(Exercise brief):
Every line that holds "image" should be shown.
— BEGIN Records shown —
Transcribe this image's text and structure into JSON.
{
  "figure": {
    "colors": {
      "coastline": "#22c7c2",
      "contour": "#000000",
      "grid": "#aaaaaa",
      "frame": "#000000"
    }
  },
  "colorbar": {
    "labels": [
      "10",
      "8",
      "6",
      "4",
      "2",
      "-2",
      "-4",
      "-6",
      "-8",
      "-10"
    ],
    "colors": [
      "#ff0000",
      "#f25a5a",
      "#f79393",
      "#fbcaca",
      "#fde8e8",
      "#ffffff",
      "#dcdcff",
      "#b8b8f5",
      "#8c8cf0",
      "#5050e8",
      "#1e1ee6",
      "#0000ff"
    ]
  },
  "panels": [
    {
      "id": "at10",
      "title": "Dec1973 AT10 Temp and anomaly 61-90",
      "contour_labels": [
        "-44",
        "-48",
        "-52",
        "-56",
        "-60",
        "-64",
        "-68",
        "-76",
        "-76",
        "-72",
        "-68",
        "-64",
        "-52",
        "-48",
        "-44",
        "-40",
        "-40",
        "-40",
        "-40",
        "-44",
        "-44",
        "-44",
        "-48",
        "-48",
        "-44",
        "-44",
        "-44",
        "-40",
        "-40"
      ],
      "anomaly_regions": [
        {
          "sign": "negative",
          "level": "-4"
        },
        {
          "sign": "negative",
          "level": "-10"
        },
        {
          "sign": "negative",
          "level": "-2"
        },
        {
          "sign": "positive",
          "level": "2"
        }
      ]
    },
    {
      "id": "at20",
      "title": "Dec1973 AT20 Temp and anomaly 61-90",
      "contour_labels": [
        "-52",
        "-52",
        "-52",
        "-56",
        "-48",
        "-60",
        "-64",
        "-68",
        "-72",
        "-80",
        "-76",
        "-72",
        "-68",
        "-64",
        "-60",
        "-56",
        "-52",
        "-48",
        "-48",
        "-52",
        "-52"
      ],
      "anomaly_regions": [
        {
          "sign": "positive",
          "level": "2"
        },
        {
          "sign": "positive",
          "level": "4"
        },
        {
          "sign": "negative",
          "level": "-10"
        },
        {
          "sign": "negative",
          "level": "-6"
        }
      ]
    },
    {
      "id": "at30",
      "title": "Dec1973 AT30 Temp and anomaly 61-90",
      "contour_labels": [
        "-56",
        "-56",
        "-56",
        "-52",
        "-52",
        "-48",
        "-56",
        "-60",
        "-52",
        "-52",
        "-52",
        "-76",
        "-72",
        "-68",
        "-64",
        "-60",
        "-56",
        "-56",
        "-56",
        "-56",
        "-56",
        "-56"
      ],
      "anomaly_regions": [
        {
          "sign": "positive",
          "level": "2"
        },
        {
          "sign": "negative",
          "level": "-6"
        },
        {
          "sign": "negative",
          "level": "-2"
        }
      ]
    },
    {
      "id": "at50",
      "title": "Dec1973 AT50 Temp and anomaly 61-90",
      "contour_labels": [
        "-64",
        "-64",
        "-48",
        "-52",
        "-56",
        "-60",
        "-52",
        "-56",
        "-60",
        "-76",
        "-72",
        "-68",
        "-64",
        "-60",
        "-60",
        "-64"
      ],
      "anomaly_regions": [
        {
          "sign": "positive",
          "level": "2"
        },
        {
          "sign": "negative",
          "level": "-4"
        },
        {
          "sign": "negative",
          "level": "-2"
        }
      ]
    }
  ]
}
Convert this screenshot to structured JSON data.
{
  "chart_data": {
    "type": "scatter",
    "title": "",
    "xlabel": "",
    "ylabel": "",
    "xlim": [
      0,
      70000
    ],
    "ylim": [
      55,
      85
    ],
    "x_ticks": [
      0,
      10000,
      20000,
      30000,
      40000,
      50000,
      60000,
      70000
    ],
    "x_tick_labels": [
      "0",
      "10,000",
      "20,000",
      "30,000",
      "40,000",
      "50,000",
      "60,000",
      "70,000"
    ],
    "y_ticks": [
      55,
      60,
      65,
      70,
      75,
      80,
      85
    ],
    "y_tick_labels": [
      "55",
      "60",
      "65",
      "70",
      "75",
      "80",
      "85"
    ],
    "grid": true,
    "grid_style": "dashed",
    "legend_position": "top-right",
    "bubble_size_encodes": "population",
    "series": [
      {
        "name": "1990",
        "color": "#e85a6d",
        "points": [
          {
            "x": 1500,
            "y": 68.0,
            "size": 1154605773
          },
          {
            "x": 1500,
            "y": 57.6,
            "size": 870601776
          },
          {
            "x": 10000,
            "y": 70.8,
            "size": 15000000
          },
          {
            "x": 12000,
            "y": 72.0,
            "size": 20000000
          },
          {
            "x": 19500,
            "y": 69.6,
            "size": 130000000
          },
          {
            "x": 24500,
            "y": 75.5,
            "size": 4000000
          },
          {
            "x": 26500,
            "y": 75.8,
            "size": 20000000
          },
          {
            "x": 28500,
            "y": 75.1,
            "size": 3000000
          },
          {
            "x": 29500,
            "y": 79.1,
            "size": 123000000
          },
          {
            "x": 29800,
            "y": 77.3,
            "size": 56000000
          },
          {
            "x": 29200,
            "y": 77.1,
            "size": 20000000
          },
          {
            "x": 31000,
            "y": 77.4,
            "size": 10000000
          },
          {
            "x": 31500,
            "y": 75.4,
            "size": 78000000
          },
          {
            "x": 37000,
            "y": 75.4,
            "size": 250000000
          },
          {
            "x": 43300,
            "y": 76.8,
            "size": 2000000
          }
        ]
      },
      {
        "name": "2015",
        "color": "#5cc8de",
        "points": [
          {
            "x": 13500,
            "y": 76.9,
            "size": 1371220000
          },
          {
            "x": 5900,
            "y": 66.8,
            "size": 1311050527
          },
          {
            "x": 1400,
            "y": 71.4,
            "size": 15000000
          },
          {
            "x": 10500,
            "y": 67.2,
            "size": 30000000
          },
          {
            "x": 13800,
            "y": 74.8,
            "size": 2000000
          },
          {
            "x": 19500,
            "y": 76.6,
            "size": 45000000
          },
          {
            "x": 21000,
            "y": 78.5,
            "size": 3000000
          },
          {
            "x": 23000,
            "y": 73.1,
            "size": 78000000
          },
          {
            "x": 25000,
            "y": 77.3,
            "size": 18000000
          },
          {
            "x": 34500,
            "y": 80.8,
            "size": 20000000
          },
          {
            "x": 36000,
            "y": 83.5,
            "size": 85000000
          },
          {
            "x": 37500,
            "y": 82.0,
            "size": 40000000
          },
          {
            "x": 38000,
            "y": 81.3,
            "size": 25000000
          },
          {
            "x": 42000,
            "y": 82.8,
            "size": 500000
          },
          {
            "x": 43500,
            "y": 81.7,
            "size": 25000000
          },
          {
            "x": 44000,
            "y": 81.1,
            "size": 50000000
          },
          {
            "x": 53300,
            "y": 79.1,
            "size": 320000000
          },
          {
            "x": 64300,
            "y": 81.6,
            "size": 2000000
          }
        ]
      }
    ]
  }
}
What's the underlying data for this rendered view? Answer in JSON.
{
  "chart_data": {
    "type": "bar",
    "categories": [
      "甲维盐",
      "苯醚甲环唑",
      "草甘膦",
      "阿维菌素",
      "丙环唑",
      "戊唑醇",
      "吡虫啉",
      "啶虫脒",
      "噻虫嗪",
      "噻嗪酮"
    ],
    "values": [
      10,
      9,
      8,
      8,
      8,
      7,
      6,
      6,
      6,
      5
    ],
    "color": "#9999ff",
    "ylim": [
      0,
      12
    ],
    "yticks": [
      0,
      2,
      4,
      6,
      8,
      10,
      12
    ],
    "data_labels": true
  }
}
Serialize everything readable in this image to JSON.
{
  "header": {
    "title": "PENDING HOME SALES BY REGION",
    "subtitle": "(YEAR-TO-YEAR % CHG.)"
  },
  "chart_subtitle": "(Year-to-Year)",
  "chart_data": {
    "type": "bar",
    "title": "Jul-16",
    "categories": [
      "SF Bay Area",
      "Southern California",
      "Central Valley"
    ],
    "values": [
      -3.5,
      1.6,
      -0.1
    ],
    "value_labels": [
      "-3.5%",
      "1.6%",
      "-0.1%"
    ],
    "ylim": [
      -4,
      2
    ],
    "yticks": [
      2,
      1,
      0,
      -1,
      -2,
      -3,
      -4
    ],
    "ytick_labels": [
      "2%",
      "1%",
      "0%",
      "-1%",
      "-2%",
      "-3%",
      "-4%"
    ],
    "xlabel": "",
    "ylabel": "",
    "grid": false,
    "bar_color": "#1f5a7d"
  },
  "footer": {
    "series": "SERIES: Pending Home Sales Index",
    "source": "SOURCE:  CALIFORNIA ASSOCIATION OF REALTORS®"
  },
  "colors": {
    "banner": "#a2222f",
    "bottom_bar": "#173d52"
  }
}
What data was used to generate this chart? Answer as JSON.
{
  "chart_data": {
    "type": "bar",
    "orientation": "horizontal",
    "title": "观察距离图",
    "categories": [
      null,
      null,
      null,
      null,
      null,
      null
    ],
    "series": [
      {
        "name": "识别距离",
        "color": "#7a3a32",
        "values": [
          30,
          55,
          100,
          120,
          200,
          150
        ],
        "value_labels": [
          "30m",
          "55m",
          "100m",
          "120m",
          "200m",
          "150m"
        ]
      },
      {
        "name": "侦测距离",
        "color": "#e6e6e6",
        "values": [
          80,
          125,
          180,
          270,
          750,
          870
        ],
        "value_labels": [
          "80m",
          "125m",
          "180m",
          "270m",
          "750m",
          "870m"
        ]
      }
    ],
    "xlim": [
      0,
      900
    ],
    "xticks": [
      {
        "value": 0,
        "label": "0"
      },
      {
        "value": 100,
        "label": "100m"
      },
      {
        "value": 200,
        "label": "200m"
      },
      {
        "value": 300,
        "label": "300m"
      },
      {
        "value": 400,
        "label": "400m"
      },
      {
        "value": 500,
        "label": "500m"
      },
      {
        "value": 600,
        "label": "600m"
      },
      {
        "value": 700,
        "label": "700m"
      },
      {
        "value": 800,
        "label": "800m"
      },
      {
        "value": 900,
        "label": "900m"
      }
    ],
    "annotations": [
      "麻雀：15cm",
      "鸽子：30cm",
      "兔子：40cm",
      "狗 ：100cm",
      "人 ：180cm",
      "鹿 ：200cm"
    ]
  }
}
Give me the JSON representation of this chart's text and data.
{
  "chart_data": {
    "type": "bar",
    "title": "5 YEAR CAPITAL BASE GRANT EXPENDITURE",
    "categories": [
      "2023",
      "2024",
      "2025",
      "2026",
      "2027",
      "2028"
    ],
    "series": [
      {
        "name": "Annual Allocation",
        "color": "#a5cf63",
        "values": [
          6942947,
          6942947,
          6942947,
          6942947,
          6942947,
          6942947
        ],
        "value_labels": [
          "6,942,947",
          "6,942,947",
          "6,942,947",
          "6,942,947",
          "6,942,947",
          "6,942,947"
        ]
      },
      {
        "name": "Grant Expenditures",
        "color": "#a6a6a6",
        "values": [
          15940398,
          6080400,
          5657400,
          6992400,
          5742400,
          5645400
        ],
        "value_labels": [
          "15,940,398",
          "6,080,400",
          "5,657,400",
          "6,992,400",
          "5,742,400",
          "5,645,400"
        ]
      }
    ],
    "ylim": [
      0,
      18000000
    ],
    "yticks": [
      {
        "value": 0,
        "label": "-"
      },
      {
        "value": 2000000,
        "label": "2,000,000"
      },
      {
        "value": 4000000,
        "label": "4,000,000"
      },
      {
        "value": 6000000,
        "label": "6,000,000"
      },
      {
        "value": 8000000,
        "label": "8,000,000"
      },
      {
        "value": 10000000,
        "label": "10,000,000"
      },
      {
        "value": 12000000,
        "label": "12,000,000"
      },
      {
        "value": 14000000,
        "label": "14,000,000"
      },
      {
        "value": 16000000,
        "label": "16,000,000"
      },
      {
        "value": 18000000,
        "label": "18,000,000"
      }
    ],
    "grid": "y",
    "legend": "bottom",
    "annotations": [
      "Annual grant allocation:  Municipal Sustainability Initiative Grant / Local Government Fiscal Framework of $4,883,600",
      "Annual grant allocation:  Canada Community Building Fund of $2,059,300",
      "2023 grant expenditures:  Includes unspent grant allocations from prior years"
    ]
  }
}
— END Records shown —
(Result below):
Transcribe this image's text and structure into JSON.
Serialize everything readable in this image to JSON.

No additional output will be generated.